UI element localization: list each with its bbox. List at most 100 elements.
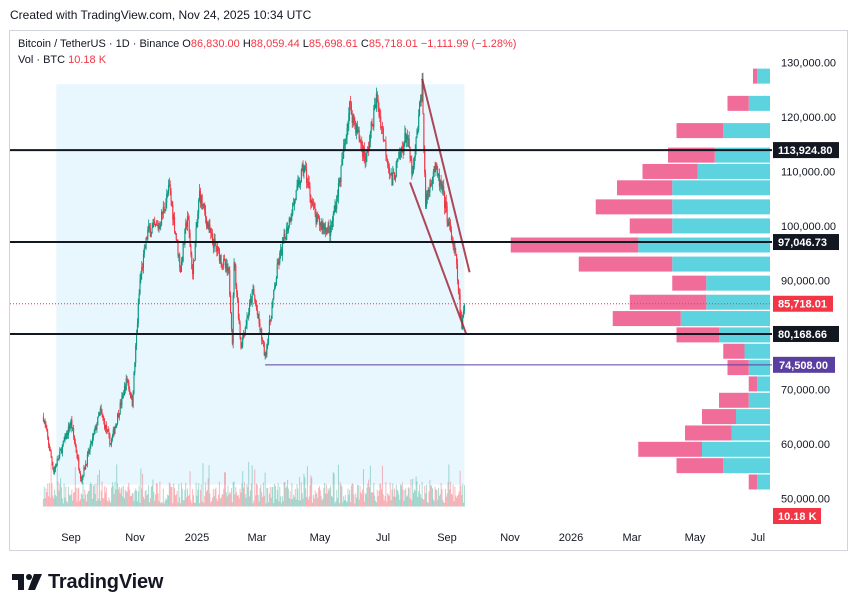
candle-body	[213, 238, 215, 248]
volume-bar	[302, 498, 304, 507]
candle-body	[128, 382, 130, 390]
volume-bar	[341, 486, 343, 507]
candle-body	[347, 124, 349, 129]
volume-bar	[251, 465, 253, 507]
candle-body	[187, 216, 189, 221]
candle-body	[246, 317, 248, 325]
candle-body	[166, 193, 168, 203]
candle-body	[343, 143, 346, 146]
volume-bar	[326, 493, 328, 507]
candle-body	[184, 229, 186, 245]
volume-bar	[45, 488, 47, 507]
volume-bar	[187, 495, 189, 507]
close-label: C	[360, 38, 369, 50]
level-tag	[773, 142, 839, 159]
candle-body	[325, 232, 327, 234]
created-caption: Created with TradingView.com, Nov 24, 20…	[10, 8, 312, 22]
profile-down-bar	[727, 360, 749, 376]
candle-body	[115, 424, 117, 428]
profile-down-bar	[727, 95, 749, 111]
candle-body	[401, 147, 403, 149]
volume-bar	[162, 488, 164, 507]
volume-tag-label: 10.18 K	[778, 511, 817, 523]
volume-bar	[127, 486, 129, 507]
volume-bar	[272, 486, 274, 507]
candle-body	[438, 174, 440, 187]
candle-body	[223, 258, 225, 266]
candle-body	[305, 169, 308, 183]
candle-body	[125, 378, 127, 390]
profile-up-bar	[757, 68, 770, 84]
profile-up-bar	[757, 376, 770, 392]
candle-body	[366, 151, 368, 157]
candle-body	[303, 168, 305, 173]
level-tag	[773, 325, 839, 342]
volume-bar	[104, 486, 106, 507]
volume-bar	[439, 494, 441, 507]
volume-bar	[376, 489, 378, 507]
volume-bar	[84, 489, 86, 507]
low-ray-tag	[773, 356, 835, 373]
volume-bar	[267, 487, 269, 507]
candle-body	[178, 254, 180, 256]
volume-bar	[245, 497, 247, 507]
volume-bar	[225, 492, 227, 507]
candle-body	[168, 184, 170, 186]
volume-bar	[297, 488, 299, 507]
tradingview-logo[interactable]: TradingView	[12, 570, 163, 594]
volume-bar	[404, 490, 406, 507]
candle-body	[432, 171, 434, 177]
profile-up-bar	[672, 218, 770, 234]
volume-bar	[259, 488, 261, 507]
candle-body	[197, 213, 199, 224]
candle-body	[142, 266, 144, 268]
volume-bar	[385, 482, 387, 507]
candle-body	[302, 165, 304, 173]
volume-bar	[405, 488, 407, 507]
candle-body	[297, 181, 299, 186]
volume-bar	[406, 495, 408, 507]
volume-bar	[318, 487, 320, 507]
profile-up-bar	[638, 237, 770, 253]
candle-body	[418, 115, 420, 130]
volume-bar	[431, 488, 433, 507]
candle-body	[61, 445, 63, 454]
candle-body	[277, 262, 279, 265]
candle-body	[244, 327, 246, 336]
volume-bar	[132, 493, 134, 507]
volume-bar	[346, 501, 348, 507]
candle-body	[299, 179, 301, 185]
volume-bar	[223, 488, 225, 507]
volume-bar	[52, 495, 54, 507]
profile-down-bar	[595, 199, 673, 215]
volume-bar	[179, 497, 181, 507]
y-tick-label: 70,000.00	[781, 384, 830, 396]
candle-body	[96, 424, 98, 430]
candle-body	[149, 228, 151, 237]
candle-body	[348, 113, 350, 125]
volume-bar	[356, 497, 358, 507]
volume-bar	[249, 490, 251, 507]
volume-bar	[373, 482, 375, 507]
volume-bar	[331, 495, 333, 507]
candle-body	[186, 216, 189, 227]
volume-bar	[241, 483, 243, 507]
candle-body	[313, 204, 315, 209]
volume-bar	[428, 491, 430, 507]
volume-bar	[54, 494, 56, 507]
candle-body	[185, 223, 187, 230]
y-tick-label: 50,000.00	[781, 493, 830, 505]
candle-body	[103, 418, 105, 422]
volume-bar	[396, 489, 398, 507]
candle-body	[192, 268, 194, 275]
candle-body	[374, 104, 376, 108]
volume-bar	[443, 502, 445, 507]
volume-bar	[102, 497, 104, 507]
volume-bar	[291, 483, 293, 507]
candle-body	[236, 286, 238, 293]
candle-body	[367, 146, 369, 152]
candle-body	[311, 201, 313, 203]
volume-bar	[444, 502, 446, 507]
volume-bar	[369, 487, 371, 507]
***
Problem to work on:
Rewrite all the lines of the entries above as one numbered list, leaving out blank lines and the picture markers.

Response to this exercise:
1. UI element localization: list each with its bbox. List at most 100 elements.
2. candle-body	[213, 238, 215, 248]
3. volume-bar	[302, 498, 304, 507]
4. candle-body	[128, 382, 130, 390]
5. volume-bar	[341, 486, 343, 507]
6. candle-body	[347, 124, 349, 129]
7. volume-bar	[251, 465, 253, 507]
8. candle-body	[187, 216, 189, 221]
9. candle-body	[246, 317, 248, 325]
10. candle-body	[166, 193, 168, 203]
11. candle-body	[343, 143, 346, 146]
12. volume-bar	[326, 493, 328, 507]
13. candle-body	[184, 229, 186, 245]
14. volume-bar	[45, 488, 47, 507]
15. volume-bar	[187, 495, 189, 507]
16. close-label: C	[360, 38, 369, 50]
17. level-tag	[773, 142, 839, 159]
18. candle-body	[325, 232, 327, 234]
19. created-caption: Created with TradingView.com, Nov 24, 20…	[10, 8, 312, 22]
20. profile-down-bar	[727, 360, 749, 376]
21. candle-body	[115, 424, 117, 428]
22. profile-down-bar	[727, 95, 749, 111]
23. candle-body	[401, 147, 403, 149]
24. volume-bar	[162, 488, 164, 507]
25. volume-tag-label: 10.18 K	[778, 511, 817, 523]
26. volume-bar	[127, 486, 129, 507]
27. volume-bar	[272, 486, 274, 507]
28. candle-body	[438, 174, 440, 187]
29. candle-body	[223, 258, 225, 266]
30. candle-body	[305, 169, 308, 183]
31. candle-body	[125, 378, 127, 390]
32. profile-up-bar	[757, 68, 770, 84]
33. profile-up-bar	[757, 376, 770, 392]
34. candle-body	[366, 151, 368, 157]
35. candle-body	[303, 168, 305, 173]
36. level-tag	[773, 325, 839, 342]
37. volume-bar	[104, 486, 106, 507]
38. volume-bar	[439, 494, 441, 507]
39. volume-bar	[376, 489, 378, 507]
40. volume-bar	[84, 489, 86, 507]
41. low-ray-tag	[773, 356, 835, 373]
42. volume-bar	[267, 487, 269, 507]
43. candle-body	[178, 254, 180, 256]
44. volume-bar	[245, 497, 247, 507]
45. volume-bar	[225, 492, 227, 507]
46. candle-body	[168, 184, 170, 186]
47. volume-bar	[297, 488, 299, 507]
48. tradingview-logo[interactable]: TradingView	[12, 570, 163, 594]
49. volume-bar	[404, 490, 406, 507]
50. candle-body	[432, 171, 434, 177]
51. profile-up-bar	[672, 218, 770, 234]
52. volume-bar	[259, 488, 261, 507]
53. candle-body	[197, 213, 199, 224]
54. candle-body	[142, 266, 144, 268]
55. volume-bar	[385, 482, 387, 507]
56. candle-body	[302, 165, 304, 173]
57. volume-bar	[405, 488, 407, 507]
58. candle-body	[297, 181, 299, 186]
59. volume-bar	[406, 495, 408, 507]
60. volume-bar	[318, 487, 320, 507]
61. profile-up-bar	[638, 237, 770, 253]
62. candle-body	[418, 115, 420, 130]
63. volume-bar	[431, 488, 433, 507]
64. candle-body	[61, 445, 63, 454]
65. candle-body	[277, 262, 279, 265]
66. candle-body	[244, 327, 246, 336]
67. volume-bar	[132, 493, 134, 507]
68. volume-bar	[346, 501, 348, 507]
69. candle-body	[299, 179, 301, 185]
70. volume-bar	[223, 488, 225, 507]
71. volume-bar	[52, 495, 54, 507]
72. profile-down-bar	[595, 199, 673, 215]
73. volume-bar	[179, 497, 181, 507]
74. y-tick-label: 70,000.00	[781, 384, 830, 396]
75. candle-body	[96, 424, 98, 430]
76. candle-body	[149, 228, 151, 237]
77. candle-body	[348, 113, 350, 125]
78. volume-bar	[356, 497, 358, 507]
79. volume-bar	[249, 490, 251, 507]
80. volume-bar	[373, 482, 375, 507]
81. volume-bar	[331, 495, 333, 507]
82. candle-body	[186, 216, 189, 227]
83. volume-bar	[241, 483, 243, 507]
84. candle-body	[313, 204, 315, 209]
85. volume-bar	[428, 491, 430, 507]
86. volume-bar	[54, 494, 56, 507]
87. candle-body	[185, 223, 187, 230]
88. y-tick-label: 50,000.00	[781, 493, 830, 505]
89. candle-body	[103, 418, 105, 422]
90. volume-bar	[396, 489, 398, 507]
91. candle-body	[192, 268, 194, 275]
92. candle-body	[374, 104, 376, 108]
93. volume-bar	[443, 502, 445, 507]
94. volume-bar	[102, 497, 104, 507]
95. volume-bar	[291, 483, 293, 507]
96. candle-body	[236, 286, 238, 293]
97. candle-body	[367, 146, 369, 152]
98. candle-body	[311, 201, 313, 203]
99. volume-bar	[444, 502, 446, 507]
100. volume-bar	[369, 487, 371, 507]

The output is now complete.